● **課題の指示**:
A) 本文の「No84−ステテコ記念日−」から「版も最近、単行本に意欲的だ。」までを、一字も変えずに写し取ること。
B) 本文によると、4月28日に登った二つの山のうち、大館市民になじみの深い「大文字焼き」の山はどちらか。

● **本文抜粋**:
^^^^^^^^^^^^^^^^
んだんだ劇場2013年5月号 vol.173

No84−ステテコ記念日−

GWは緊張の日々

4月27日 毎日のように本を買う。仕事でもあるし長年の「習癖」だ。金額を計算したことはないが月5万円前後になるのかも。ジャンルも版元も千差万別だが、ここ数カ月間に買った本に、かなりの含有率で「毎日新聞社」が入っている。ある時期に特定出版社の本が多くなるのは、よくあることだ。その版元が自分好みの本を量産しているわけだ。過去にも洋泉社やバジリコ、みしま社や光文社新書などが、そうした版元だった。新聞社の本が目立つのは意外だが、これはたぶん単行本の編集部に意欲的な編集者が入ったのだろう。そういえば朝日新聞出版も最近、単行本に意欲的だ。

4月28日 珍しいW登山。県北部の大館市にある羽保屋山(593m)と鳳凰山(520m)だ。天気ももってくれ、雪解けの春山を堪能。県北地方の山は遠いのでなかなか行く機会がない。行けるときにいっぺんにやっつけてしまおう、というわけだ。それにしても2つ合わせて6時間近く山中をさまよったわけで、たっぷり疲れてしまった。後に登った鳳凰山は大館市民にはなじみの深い「大文字焼き」の山。これがけっこう登りっぱなしできつい山だった。花はまだ先だが、芽吹きの始まった春の山は華やぎがあり、気分がいい。
^^^^^^^^^^^^^^^^
(保存済みデータ項目)
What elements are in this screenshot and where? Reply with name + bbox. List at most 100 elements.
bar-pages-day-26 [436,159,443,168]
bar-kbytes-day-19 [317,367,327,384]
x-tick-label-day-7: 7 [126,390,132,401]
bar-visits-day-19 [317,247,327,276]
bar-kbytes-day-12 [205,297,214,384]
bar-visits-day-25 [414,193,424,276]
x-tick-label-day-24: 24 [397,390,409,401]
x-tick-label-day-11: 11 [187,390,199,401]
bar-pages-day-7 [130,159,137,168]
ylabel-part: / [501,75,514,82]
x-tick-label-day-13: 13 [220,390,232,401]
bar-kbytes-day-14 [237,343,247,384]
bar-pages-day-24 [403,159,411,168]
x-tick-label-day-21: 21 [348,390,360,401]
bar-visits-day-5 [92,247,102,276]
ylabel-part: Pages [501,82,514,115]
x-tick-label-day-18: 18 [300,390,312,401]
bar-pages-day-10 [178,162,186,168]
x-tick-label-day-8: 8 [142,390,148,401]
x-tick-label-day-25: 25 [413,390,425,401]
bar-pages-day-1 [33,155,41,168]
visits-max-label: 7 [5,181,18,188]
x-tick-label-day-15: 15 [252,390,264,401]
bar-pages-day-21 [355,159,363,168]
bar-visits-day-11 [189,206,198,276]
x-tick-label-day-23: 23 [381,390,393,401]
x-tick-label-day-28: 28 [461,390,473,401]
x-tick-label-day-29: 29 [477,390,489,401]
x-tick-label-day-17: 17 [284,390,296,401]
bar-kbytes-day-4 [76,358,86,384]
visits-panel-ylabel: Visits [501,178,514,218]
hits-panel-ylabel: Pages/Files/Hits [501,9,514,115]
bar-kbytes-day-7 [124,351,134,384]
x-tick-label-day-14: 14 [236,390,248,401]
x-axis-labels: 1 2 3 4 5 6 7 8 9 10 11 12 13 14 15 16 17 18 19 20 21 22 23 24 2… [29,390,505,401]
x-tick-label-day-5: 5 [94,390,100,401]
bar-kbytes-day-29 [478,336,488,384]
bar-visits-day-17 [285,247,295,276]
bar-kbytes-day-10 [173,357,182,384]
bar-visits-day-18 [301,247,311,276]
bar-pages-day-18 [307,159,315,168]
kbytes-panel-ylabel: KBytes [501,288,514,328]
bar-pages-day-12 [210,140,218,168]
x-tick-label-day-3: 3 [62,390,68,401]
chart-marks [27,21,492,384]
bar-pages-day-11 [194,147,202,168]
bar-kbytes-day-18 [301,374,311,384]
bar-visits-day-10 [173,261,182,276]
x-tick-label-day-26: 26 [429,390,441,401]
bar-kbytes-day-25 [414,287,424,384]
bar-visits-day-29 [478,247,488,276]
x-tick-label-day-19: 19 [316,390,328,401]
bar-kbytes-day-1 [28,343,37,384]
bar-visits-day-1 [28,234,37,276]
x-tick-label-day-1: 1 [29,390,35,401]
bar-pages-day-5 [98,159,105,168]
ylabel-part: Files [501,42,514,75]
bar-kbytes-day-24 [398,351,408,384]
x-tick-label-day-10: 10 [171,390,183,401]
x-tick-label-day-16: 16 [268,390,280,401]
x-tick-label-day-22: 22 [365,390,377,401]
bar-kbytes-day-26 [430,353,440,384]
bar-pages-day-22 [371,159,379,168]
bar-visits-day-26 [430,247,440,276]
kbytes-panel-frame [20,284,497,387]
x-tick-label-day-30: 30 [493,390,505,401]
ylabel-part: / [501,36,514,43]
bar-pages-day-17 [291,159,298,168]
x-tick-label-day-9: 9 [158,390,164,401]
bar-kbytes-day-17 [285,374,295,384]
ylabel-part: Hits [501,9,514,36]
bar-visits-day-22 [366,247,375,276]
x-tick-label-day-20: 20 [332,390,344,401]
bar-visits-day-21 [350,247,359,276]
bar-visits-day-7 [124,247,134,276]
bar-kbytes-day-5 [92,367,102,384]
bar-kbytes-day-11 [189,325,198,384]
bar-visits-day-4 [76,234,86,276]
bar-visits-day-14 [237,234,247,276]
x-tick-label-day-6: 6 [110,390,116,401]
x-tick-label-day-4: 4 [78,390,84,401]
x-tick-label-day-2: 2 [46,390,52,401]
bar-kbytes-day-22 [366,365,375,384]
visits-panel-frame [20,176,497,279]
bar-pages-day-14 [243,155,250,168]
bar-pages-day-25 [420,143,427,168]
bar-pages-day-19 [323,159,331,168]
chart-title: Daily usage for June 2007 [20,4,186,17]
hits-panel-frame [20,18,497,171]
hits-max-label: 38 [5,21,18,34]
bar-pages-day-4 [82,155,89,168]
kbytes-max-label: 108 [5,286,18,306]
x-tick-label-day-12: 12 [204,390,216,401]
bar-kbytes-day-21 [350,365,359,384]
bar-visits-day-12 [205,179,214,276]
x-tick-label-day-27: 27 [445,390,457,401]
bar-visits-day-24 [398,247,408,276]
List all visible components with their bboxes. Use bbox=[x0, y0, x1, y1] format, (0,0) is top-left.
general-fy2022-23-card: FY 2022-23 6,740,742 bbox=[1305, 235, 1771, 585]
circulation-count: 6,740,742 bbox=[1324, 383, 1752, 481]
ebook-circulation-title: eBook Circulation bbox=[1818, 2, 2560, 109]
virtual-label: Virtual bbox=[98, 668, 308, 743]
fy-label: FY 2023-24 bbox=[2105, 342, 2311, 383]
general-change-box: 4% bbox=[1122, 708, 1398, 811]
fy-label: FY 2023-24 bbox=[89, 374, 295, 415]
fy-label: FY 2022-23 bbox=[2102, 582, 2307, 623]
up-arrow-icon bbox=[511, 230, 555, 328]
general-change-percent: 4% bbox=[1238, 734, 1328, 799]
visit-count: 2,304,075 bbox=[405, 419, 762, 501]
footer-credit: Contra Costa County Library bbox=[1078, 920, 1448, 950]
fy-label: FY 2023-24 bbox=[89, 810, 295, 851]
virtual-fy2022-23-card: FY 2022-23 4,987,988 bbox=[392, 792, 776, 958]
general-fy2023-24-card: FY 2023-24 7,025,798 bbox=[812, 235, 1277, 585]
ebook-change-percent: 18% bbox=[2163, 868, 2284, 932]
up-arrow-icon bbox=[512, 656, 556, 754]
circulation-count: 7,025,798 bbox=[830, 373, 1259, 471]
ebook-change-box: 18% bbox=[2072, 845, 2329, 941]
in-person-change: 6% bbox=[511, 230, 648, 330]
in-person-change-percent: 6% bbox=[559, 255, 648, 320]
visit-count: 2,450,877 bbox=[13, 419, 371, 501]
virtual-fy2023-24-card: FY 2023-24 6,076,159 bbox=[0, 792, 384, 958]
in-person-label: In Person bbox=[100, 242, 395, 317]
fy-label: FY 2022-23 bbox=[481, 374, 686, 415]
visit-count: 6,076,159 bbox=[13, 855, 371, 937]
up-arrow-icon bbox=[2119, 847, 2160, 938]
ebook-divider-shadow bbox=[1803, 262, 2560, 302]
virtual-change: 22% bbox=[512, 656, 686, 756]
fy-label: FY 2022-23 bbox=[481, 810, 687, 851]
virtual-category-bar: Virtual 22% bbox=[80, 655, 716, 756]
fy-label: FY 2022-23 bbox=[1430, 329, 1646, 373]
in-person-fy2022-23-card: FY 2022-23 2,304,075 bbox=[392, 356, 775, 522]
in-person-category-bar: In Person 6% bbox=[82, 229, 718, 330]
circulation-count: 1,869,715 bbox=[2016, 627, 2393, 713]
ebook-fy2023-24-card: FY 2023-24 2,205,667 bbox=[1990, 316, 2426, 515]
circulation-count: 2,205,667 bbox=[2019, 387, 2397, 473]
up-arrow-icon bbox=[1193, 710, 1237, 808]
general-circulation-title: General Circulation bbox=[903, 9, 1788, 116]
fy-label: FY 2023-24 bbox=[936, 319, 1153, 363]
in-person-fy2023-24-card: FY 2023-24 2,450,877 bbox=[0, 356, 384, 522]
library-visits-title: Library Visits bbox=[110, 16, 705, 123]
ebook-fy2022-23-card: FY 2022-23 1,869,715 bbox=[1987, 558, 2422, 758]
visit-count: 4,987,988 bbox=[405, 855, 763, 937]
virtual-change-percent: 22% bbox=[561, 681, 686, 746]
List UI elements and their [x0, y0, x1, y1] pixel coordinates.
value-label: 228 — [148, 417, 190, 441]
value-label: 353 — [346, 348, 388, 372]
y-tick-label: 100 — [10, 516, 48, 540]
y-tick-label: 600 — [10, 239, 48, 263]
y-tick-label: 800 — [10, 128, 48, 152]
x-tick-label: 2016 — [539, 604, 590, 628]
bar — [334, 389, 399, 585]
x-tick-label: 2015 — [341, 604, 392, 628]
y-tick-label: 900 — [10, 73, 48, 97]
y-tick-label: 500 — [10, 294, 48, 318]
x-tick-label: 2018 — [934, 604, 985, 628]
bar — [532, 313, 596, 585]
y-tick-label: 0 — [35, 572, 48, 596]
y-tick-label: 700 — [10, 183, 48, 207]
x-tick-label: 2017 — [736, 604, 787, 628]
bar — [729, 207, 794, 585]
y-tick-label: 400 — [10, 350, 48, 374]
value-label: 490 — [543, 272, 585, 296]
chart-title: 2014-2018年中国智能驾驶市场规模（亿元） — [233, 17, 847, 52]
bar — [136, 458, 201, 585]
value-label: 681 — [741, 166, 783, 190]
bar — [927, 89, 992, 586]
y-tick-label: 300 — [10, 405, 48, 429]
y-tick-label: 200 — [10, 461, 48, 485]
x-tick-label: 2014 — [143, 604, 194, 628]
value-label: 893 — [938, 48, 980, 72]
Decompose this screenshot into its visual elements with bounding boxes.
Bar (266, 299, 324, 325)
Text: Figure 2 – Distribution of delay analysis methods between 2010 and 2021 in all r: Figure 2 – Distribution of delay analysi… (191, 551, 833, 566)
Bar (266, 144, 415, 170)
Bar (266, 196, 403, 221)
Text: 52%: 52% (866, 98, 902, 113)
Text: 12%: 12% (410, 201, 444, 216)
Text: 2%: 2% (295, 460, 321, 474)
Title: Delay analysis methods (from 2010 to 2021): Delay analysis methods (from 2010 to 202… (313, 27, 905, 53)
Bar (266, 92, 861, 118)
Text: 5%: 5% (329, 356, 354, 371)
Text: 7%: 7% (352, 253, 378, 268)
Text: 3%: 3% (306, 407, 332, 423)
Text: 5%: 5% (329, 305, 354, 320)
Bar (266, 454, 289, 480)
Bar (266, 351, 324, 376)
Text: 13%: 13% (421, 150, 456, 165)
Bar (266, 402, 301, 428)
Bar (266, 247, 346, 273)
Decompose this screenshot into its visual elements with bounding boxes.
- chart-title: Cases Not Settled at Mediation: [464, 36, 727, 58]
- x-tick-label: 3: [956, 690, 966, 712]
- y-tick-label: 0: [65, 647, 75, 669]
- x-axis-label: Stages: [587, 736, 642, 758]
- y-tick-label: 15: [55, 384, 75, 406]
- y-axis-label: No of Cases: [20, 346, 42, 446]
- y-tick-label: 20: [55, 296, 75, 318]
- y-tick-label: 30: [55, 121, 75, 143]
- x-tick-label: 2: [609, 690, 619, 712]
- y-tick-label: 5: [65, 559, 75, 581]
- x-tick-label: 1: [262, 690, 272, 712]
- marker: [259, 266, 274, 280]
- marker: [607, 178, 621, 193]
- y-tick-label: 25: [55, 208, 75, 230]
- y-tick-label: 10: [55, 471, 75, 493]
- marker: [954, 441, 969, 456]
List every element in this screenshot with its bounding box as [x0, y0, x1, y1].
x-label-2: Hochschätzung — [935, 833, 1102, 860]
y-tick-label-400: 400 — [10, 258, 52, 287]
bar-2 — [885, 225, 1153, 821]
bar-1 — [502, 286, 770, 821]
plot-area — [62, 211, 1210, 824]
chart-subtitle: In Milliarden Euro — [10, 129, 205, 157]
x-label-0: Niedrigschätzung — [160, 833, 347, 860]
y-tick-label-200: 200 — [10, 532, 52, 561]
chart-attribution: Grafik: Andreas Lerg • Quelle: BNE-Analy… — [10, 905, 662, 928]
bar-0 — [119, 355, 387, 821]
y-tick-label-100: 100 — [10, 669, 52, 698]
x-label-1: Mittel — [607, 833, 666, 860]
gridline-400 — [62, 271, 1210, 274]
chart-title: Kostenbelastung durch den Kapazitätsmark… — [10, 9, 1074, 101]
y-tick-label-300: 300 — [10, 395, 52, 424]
^^^^^^^^^^^^^^^^
● **課題の解答**:
A)
No84−ステテコ記念日−

GWは緊張の日々

4月27日 毎日のように本を買う。仕事でもあるし長年の「習癖」だ。金額を計算したことはないが月5万円前後になるのかも。ジャンルも版元も千差万別だが、ここ数カ月間に買った本に、かなりの含有率で「毎日新聞社」が入っている。ある時期に特定出版社の本が多くなるのは、よくあることだ。その版元が自分好みの本を量産しているわけだ。過去にも洋泉社やバジリコ、みしま社や光文社新書などが、そうした版元だった。新聞社の本が目立つのは意外だが、これはたぶん単行本の編集部に意欲的な編集者が入ったのだろう。そういえば朝日新聞出版も最近、単行本に意欲的だ。

B) 鳳凰山である。